[Dataset items]
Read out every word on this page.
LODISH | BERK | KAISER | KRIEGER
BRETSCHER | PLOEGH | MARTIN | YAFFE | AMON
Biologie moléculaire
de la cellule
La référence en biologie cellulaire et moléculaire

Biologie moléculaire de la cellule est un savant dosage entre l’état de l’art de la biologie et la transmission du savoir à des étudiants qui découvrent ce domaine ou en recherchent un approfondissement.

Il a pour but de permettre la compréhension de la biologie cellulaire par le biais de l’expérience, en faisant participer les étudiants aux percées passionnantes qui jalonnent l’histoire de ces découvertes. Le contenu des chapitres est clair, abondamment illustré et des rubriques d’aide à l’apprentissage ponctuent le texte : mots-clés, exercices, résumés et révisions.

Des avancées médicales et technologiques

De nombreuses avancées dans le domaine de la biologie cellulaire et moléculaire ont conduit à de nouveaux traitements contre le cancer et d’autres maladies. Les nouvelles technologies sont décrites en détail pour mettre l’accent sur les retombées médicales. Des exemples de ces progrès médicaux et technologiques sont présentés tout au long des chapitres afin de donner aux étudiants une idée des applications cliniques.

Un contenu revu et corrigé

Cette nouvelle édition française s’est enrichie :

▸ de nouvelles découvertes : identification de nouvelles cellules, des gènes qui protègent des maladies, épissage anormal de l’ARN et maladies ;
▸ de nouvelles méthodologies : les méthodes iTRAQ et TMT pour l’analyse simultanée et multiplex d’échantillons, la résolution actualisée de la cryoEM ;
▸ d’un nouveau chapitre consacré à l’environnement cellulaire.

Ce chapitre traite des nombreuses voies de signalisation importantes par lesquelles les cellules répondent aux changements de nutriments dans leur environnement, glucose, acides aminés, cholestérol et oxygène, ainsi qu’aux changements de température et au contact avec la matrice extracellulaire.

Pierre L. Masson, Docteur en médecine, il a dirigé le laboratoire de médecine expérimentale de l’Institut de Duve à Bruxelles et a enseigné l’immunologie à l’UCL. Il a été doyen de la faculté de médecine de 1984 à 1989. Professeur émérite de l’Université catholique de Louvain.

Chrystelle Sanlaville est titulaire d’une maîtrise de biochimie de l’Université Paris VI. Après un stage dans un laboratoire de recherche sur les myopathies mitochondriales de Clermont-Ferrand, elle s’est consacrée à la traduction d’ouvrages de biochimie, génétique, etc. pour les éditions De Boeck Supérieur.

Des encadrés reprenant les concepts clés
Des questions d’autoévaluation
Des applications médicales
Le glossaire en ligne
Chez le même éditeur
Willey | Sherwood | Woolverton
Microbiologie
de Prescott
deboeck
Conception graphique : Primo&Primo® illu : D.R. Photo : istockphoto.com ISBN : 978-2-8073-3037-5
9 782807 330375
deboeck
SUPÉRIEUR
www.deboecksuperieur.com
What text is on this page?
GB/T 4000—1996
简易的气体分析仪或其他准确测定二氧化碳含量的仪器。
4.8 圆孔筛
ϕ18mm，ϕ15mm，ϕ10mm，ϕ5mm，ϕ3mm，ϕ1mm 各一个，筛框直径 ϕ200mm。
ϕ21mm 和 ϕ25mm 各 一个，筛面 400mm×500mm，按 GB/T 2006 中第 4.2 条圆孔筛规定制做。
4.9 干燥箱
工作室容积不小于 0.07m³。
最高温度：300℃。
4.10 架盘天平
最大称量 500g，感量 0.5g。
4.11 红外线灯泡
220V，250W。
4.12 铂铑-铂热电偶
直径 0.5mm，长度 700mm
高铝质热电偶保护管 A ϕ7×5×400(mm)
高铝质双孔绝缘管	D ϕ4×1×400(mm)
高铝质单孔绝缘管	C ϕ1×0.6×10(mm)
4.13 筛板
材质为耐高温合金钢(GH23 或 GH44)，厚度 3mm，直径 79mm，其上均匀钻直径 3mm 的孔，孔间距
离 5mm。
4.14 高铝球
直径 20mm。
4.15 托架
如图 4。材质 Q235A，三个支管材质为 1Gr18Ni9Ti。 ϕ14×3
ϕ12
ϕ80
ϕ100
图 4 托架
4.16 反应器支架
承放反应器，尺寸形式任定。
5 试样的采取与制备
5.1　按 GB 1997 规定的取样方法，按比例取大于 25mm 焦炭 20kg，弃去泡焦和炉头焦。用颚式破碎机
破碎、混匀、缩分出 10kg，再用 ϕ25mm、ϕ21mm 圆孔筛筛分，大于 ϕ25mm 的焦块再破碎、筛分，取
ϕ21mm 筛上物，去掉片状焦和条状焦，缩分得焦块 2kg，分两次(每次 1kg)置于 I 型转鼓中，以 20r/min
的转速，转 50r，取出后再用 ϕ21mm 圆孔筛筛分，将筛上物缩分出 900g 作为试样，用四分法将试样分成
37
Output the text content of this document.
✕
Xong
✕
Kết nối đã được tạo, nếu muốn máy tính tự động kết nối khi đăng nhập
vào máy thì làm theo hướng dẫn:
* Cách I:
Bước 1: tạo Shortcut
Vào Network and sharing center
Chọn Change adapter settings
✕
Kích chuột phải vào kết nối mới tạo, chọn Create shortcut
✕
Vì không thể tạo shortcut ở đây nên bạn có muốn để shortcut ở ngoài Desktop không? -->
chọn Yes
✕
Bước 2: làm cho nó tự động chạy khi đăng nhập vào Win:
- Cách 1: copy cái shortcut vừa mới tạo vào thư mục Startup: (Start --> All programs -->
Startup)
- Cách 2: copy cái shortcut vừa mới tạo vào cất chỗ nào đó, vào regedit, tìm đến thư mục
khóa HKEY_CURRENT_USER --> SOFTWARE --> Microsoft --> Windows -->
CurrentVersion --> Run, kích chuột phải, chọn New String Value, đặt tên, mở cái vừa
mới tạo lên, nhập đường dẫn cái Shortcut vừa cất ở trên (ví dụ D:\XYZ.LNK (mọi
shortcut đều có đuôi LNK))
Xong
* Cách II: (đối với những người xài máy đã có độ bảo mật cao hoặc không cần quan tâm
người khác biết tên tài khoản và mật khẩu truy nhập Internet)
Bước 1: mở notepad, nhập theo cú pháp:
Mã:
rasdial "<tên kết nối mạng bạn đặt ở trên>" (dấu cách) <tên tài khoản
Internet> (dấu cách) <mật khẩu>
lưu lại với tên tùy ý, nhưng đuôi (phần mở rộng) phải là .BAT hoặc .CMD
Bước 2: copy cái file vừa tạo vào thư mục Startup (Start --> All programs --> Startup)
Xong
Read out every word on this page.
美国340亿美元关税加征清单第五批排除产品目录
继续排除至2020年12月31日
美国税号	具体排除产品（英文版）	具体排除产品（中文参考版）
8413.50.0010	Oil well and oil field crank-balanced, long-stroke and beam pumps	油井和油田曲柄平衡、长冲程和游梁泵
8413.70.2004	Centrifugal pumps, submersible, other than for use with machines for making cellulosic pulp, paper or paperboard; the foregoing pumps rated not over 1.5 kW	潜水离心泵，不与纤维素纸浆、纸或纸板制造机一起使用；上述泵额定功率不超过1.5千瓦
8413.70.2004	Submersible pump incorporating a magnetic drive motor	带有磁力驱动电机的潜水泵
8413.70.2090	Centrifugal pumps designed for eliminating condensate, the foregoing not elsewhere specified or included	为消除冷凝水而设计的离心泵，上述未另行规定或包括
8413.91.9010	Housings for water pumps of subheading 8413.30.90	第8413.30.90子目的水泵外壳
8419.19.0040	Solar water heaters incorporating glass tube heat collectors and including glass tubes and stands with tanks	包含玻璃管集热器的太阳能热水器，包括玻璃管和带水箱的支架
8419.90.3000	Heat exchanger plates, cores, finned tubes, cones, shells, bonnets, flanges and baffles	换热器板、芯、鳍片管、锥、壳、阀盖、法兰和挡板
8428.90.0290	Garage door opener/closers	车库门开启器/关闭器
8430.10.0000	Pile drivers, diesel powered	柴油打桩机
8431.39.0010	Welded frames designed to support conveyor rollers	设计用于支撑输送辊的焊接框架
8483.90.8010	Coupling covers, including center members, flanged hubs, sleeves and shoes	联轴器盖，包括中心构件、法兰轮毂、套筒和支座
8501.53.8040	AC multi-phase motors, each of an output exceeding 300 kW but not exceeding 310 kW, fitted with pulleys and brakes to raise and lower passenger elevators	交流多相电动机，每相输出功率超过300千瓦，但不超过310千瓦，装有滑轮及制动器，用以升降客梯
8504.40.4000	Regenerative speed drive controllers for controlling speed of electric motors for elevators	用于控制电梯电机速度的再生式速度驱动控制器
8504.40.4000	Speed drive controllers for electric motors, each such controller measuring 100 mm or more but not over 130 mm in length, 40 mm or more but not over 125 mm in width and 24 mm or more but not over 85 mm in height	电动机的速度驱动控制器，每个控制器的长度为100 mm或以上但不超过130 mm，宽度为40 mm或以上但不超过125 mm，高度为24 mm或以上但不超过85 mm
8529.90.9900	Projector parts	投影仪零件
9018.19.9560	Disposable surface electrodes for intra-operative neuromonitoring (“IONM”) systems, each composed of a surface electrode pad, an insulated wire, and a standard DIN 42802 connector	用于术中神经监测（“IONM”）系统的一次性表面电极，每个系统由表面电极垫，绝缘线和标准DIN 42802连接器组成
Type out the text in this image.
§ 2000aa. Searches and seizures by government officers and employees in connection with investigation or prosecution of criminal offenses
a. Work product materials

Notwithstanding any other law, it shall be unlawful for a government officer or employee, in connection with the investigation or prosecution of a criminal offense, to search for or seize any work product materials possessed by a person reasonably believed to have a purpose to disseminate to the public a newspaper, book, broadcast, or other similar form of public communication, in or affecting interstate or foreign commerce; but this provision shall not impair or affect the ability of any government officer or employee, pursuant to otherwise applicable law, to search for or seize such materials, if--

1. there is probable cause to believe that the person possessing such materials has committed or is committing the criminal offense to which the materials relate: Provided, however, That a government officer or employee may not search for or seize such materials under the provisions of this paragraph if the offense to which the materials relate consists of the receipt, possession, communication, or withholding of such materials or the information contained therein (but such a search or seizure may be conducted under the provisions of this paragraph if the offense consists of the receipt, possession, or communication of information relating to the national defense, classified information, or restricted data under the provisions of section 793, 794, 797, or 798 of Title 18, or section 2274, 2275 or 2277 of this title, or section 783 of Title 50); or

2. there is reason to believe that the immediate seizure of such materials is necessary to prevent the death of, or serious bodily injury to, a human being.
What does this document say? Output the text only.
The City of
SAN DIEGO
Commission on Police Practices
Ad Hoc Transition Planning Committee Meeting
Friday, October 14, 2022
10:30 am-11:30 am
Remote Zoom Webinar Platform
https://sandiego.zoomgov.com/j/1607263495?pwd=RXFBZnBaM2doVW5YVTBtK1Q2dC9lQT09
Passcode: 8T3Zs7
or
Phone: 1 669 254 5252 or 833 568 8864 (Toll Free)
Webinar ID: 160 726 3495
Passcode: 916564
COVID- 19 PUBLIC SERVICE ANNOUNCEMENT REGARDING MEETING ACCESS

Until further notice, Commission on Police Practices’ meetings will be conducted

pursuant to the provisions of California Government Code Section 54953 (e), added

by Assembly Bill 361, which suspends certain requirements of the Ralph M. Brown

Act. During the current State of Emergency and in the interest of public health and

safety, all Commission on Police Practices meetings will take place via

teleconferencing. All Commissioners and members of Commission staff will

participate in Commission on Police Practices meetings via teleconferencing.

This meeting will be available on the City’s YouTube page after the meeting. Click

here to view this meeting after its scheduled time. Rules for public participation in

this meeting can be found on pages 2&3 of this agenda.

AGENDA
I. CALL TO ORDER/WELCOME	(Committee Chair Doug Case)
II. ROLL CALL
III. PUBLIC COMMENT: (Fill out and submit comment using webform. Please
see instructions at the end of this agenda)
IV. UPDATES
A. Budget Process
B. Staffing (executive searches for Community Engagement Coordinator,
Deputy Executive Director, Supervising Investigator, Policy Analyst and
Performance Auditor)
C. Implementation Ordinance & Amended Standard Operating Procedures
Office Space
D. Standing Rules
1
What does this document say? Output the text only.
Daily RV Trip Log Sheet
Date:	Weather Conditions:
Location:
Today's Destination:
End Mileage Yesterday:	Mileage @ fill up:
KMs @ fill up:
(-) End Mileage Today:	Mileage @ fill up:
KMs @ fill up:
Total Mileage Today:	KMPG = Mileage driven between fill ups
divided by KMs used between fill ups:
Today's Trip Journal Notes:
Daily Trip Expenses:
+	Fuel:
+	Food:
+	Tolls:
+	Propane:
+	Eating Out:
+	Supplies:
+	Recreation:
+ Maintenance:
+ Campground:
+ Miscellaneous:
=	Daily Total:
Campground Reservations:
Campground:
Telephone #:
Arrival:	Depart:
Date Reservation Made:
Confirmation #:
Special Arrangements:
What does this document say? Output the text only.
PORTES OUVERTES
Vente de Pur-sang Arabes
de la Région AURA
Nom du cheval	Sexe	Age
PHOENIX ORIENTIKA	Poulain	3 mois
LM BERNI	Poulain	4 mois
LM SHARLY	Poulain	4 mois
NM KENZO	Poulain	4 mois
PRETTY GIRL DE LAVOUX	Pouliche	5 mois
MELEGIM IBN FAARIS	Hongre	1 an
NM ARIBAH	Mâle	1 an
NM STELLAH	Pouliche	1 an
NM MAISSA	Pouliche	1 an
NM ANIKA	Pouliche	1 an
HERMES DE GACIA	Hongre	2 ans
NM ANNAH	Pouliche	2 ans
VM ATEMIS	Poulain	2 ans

> _Task to complete_
Show the lines that mention the word "Police".

> _Answer to this exercise_
Commission on Police Practices
Until further notice, Commission on Police Practices’ meetings will be conducted
safety, all Commission on Police Practices meetings will take place via
participate in Commission on Police Practices meetings via teleconferencing.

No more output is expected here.